> _What is needed_:
What is needed is a verbatim copy of every record below, with the pictures left out.

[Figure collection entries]
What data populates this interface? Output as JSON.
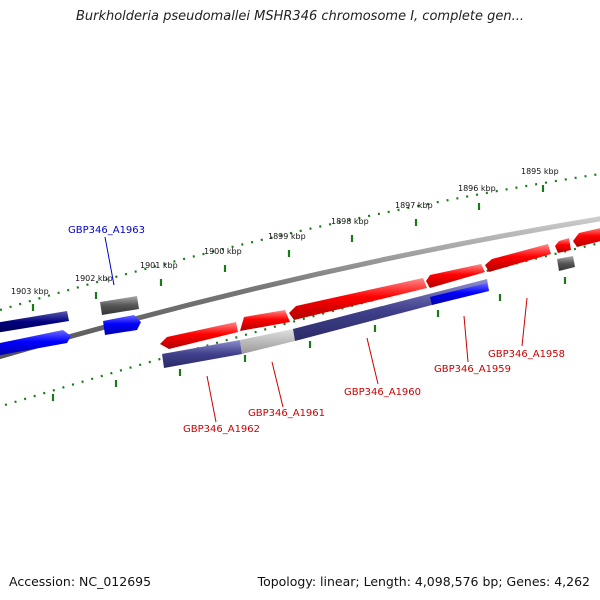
{
  "title": "Burkholderia pseudomallei MSHR346 chromosome I, complete gen...",
  "footer": {
    "accession": "Accession: NC_012695",
    "topology": "Topology: linear; Length: 4,098,576 bp; Genes: 4,262"
  },
  "ticks": [
    "1903 kbp",
    "1902 kbp",
    "1901 kbp",
    "1900 kbp",
    "1899 kbp",
    "1898 kbp",
    "1897 kbp",
    "1896 kbp",
    "1895 kbp"
  ],
  "genes": [
    {
      "name": "GBP346_A1963",
      "color": "#0000cc"
    },
    {
      "name": "GBP346_A1962",
      "color": "#cc0000"
    },
    {
      "name": "GBP346_A1961",
      "color": "#cc0000"
    },
    {
      "name": "GBP346_A1960",
      "color": "#cc0000"
    },
    {
      "name": "GBP346_A1959",
      "color": "#cc0000"
    },
    {
      "name": "GBP346_A1958",
      "color": "#cc0000"
    }
  ],
  "colors": {
    "forward": "#ff0000",
    "reverse": "#0000ff",
    "dark": "#000080",
    "grey": "#555555",
    "track": "#777777",
    "tick": "#1a7a1a"
  }
}
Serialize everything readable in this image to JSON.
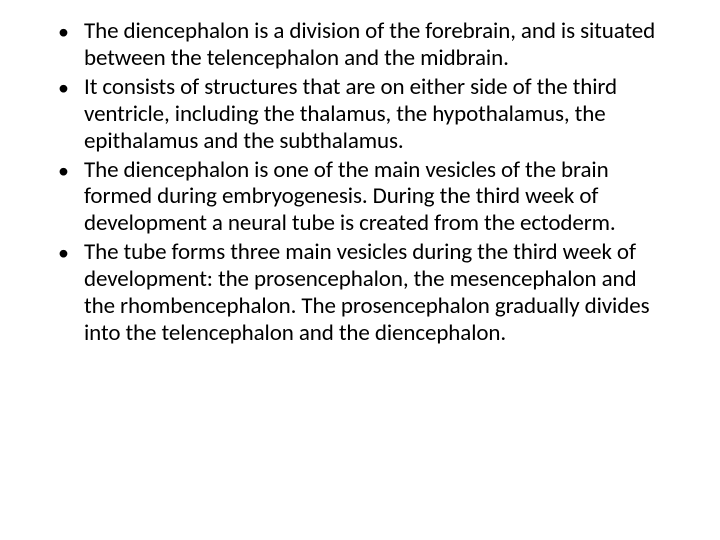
{
  "slide": {
    "background_color": "#ffffff",
    "text_color": "#000000",
    "font_family": "Calibri",
    "bullet_font_size": 23,
    "bullet_line_height": 1.17,
    "bullets": [
      {
        "text": "The diencephalon is a division of the forebrain, and is situated between the telencephalon and the midbrain."
      },
      {
        "text": "It consists of structures that are on either side of the third ventricle, including the thalamus, the hypothalamus, the epithalamus and the subthalamus."
      },
      {
        "text": "The diencephalon is one of the main vesicles of the brain formed during embryogenesis. During the third week of development a neural tube is created from the ectoderm."
      },
      {
        "text": "The tube forms three main vesicles during the third week of development: the prosencephalon, the mesencephalon and the rhombencephalon. The prosencephalon gradually divides into the telencephalon and the diencephalon."
      }
    ]
  }
}
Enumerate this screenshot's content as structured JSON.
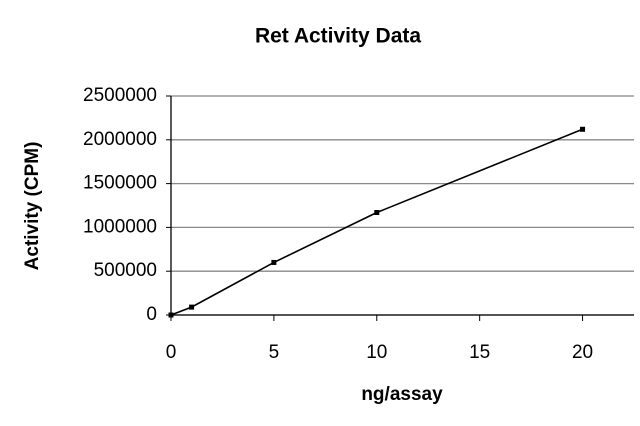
{
  "chart_data": {
    "type": "line",
    "title": "Ret Activity Data",
    "x_label": "ng/assay",
    "y_label": "Activity (CPM)",
    "x": [
      0,
      1,
      5,
      10,
      20
    ],
    "series": [
      {
        "name": "Activity",
        "color": "#000000",
        "values": [
          0,
          90000,
          600000,
          1170000,
          2120000
        ]
      }
    ],
    "xlim": [
      0,
      22.5
    ],
    "xticks": [
      0,
      5,
      10,
      15,
      20
    ],
    "ylim": [
      0,
      2500000
    ],
    "yticks": [
      0,
      500000,
      1000000,
      1500000,
      2000000,
      2500000
    ],
    "grid": true
  }
}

> _Output of the exercise_:
What data populates this interface? Output as JSON.
{
  "title": "Burkholderia pseudomallei MSHR346 chromosome I, complete gen...",
  "footer": {
    "accession": "Accession: NC_012695",
    "topology": "Topology: linear; Length: 4,098,576 bp; Genes: 4,262"
  },
  "ticks": [
    "1903 kbp",
    "1902 kbp",
    "1901 kbp",
    "1900 kbp",
    "1899 kbp",
    "1898 kbp",
    "1897 kbp",
    "1896 kbp",
    "1895 kbp"
  ],
  "genes": [
    {
      "name": "GBP346_A1963",
      "color": "#0000cc"
    },
    {
      "name": "GBP346_A1962",
      "color": "#cc0000"
    },
    {
      "name": "GBP346_A1961",
      "color": "#cc0000"
    },
    {
      "name": "GBP346_A1960",
      "color": "#cc0000"
    },
    {
      "name": "GBP346_A1959",
      "color": "#cc0000"
    },
    {
      "name": "GBP346_A1958",
      "color": "#cc0000"
    }
  ],
  "colors": {
    "forward": "#ff0000",
    "reverse": "#0000ff",
    "dark": "#000080",
    "grey": "#555555",
    "track": "#777777",
    "tick": "#1a7a1a"
  }
}
Serialize everything readable in this image to JSON.
{
  "slide": {
    "background_color": "#ffffff",
    "text_color": "#000000",
    "font_family": "Calibri",
    "bullet_font_size": 23,
    "bullet_line_height": 1.17,
    "bullets": [
      {
        "text": "The diencephalon is a division of the forebrain, and is situated between the telencephalon and the midbrain."
      },
      {
        "text": "It consists of structures that are on either side of the third ventricle, including the thalamus, the hypothalamus, the epithalamus and the subthalamus."
      },
      {
        "text": "The diencephalon is one of the main vesicles of the brain formed during embryogenesis. During the third week of development a neural tube is created from the ectoderm."
      },
      {
        "text": "The tube forms three main vesicles during the third week of development: the prosencephalon, the mesencephalon and the rhombencephalon. The prosencephalon gradually divides into the telencephalon and the diencephalon."
      }
    ]
  }
}
Enumerate this screenshot's content as structured JSON.
{
  "chart_data": {
    "type": "line",
    "title": "Ret Activity Data",
    "x_label": "ng/assay",
    "y_label": "Activity (CPM)",
    "x": [
      0,
      1,
      5,
      10,
      20
    ],
    "series": [
      {
        "name": "Activity",
        "color": "#000000",
        "values": [
          0,
          90000,
          600000,
          1170000,
          2120000
        ]
      }
    ],
    "xlim": [
      0,
      22.5
    ],
    "xticks": [
      0,
      5,
      10,
      15,
      20
    ],
    "ylim": [
      0,
      2500000
    ],
    "yticks": [
      0,
      500000,
      1000000,
      1500000,
      2000000,
      2500000
    ],
    "grid": true
  }
}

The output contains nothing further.